▸ Exercise requirements: Transcribe every line, keeping it exact.

### Entries

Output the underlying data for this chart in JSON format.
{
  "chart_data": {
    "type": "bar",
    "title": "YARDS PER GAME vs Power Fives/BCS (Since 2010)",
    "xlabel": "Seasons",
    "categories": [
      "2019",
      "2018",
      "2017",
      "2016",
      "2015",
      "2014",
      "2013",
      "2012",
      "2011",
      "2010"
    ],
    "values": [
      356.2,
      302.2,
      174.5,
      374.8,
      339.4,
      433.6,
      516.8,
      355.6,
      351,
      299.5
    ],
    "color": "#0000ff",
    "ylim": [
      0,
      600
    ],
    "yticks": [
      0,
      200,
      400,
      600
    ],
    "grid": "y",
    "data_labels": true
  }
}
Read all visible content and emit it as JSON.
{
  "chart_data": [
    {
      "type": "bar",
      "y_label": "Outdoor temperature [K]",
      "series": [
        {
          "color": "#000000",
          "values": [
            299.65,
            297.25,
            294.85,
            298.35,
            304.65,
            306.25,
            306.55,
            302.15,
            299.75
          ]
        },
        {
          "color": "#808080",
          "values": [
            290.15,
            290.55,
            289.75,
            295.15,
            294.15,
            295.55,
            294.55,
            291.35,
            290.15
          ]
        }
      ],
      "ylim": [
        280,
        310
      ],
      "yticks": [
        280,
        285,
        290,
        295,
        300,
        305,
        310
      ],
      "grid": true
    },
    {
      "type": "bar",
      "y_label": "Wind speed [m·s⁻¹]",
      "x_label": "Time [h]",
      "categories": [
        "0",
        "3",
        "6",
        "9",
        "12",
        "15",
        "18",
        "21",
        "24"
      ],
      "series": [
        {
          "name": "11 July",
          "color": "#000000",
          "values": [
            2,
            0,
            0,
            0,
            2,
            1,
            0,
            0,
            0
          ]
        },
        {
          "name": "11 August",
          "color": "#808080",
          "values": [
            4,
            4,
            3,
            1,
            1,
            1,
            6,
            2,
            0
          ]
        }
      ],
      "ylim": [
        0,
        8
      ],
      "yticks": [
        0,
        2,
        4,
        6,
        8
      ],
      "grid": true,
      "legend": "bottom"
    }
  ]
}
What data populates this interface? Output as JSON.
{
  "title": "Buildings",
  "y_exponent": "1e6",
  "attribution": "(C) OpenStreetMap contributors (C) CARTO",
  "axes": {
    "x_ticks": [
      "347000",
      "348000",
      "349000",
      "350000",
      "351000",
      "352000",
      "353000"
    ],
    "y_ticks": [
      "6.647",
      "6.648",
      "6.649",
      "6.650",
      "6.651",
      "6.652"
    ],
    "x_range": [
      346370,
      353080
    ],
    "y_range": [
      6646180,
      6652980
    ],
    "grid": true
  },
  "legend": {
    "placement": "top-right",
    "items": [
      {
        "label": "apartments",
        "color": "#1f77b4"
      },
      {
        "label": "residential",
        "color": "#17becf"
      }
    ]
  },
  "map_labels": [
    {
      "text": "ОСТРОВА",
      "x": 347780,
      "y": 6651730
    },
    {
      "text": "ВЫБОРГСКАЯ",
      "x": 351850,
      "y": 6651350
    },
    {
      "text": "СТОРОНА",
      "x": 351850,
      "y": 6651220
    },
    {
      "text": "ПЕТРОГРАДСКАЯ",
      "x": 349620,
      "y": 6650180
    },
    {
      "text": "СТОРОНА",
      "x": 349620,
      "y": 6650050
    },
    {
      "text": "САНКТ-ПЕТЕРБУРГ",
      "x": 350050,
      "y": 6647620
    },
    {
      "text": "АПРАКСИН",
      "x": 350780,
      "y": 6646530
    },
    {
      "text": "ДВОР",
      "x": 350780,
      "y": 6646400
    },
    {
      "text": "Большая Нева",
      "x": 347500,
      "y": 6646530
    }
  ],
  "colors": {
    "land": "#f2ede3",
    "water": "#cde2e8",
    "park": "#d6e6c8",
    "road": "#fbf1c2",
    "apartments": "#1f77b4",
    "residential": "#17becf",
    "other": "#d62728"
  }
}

######

▸ Full output:
Output the underlying data for this chart in JSON format.
{
  "chart_data": {
    "type": "bar",
    "title": "YARDS PER GAME vs Power Fives/BCS (Since 2010)",
    "xlabel": "Seasons",
    "categories": [
      "2019",
      "2018",
      "2017",
      "2016",
      "2015",
      "2014",
      "2013",
      "2012",
      "2011",
      "2010"
    ],
    "values": [
      356.2,
      302.2,
      174.5,
      374.8,
      339.4,
      433.6,
      516.8,
      355.6,
      351,
      299.5
    ],
    "color": "#0000ff",
    "ylim": [
      0,
      600
    ],
    "yticks": [
      0,
      200,
      400,
      600
    ],
    "grid": "y",
    "data_labels": true
  }
}
Read all visible content and emit it as JSON.
{
  "chart_data": [
    {
      "type": "bar",
      "y_label": "Outdoor temperature [K]",
      "series": [
        {
          "color": "#000000",
          "values": [
            299.65,
            297.25,
            294.85,
            298.35,
            304.65,
            306.25,
            306.55,
            302.15,
            299.75
          ]
        },
        {
          "color": "#808080",
          "values": [
            290.15,
            290.55,
            289.75,
            295.15,
            294.15,
            295.55,
            294.55,
            291.35,
            290.15
          ]
        }
      ],
      "ylim": [
        280,
        310
      ],
      "yticks": [
        280,
        285,
        290,
        295,
        300,
        305,
        310
      ],
      "grid": true
    },
    {
      "type": "bar",
      "y_label": "Wind speed [m·s⁻¹]",
      "x_label": "Time [h]",
      "categories": [
        "0",
        "3",
        "6",
        "9",
        "12",
        "15",
        "18",
        "21",
        "24"
      ],
      "series": [
        {
          "name": "11 July",
          "color": "#000000",
          "values": [
            2,
            0,
            0,
            0,
            2,
            1,
            0,
            0,
            0
          ]
        },
        {
          "name": "11 August",
          "color": "#808080",
          "values": [
            4,
            4,
            3,
            1,
            1,
            1,
            6,
            2,
            0
          ]
        }
      ],
      "ylim": [
        0,
        8
      ],
      "yticks": [
        0,
        2,
        4,
        6,
        8
      ],
      "grid": true,
      "legend": "bottom"
    }
  ]
}
What data populates this interface? Output as JSON.
{
  "title": "Buildings",
  "y_exponent": "1e6",
  "attribution": "(C) OpenStreetMap contributors (C) CARTO",
  "axes": {
    "x_ticks": [
      "347000",
      "348000",
      "349000",
      "350000",
      "351000",
      "352000",
      "353000"
    ],
    "y_ticks": [
      "6.647",
      "6.648",
      "6.649",
      "6.650",
      "6.651",
      "6.652"
    ],
    "x_range": [
      346370,
      353080
    ],
    "y_range": [
      6646180,
      6652980
    ],
    "grid": true
  },
  "legend": {
    "placement": "top-right",
    "items": [
      {
        "label": "apartments",
        "color": "#1f77b4"
      },
      {
        "label": "residential",
        "color": "#17becf"
      }
    ]
  },
  "map_labels": [
    {
      "text": "ОСТРОВА",
      "x": 347780,
      "y": 6651730
    },
    {
      "text": "ВЫБОРГСКАЯ",
      "x": 351850,
      "y": 6651350
    },
    {
      "text": "СТОРОНА",
      "x": 351850,
      "y": 6651220
    },
    {
      "text": "ПЕТРОГРАДСКАЯ",
      "x": 349620,
      "y": 6650180
    },
    {
      "text": "СТОРОНА",
      "x": 349620,
      "y": 6650050
    },
    {
      "text": "САНКТ-ПЕТЕРБУРГ",
      "x": 350050,
      "y": 6647620
    },
    {
      "text": "АПРАКСИН",
      "x": 350780,
      "y": 6646530
    },
    {
      "text": "ДВОР",
      "x": 350780,
      "y": 6646400
    },
    {
      "text": "Большая Нева",
      "x": 347500,
      "y": 6646530
    }
  ],
  "colors": {
    "land": "#f2ede3",
    "water": "#cde2e8",
    "park": "#d6e6c8",
    "road": "#fbf1c2",
    "apartments": "#1f77b4",
    "residential": "#17becf",
    "other": "#d62728"
  }
}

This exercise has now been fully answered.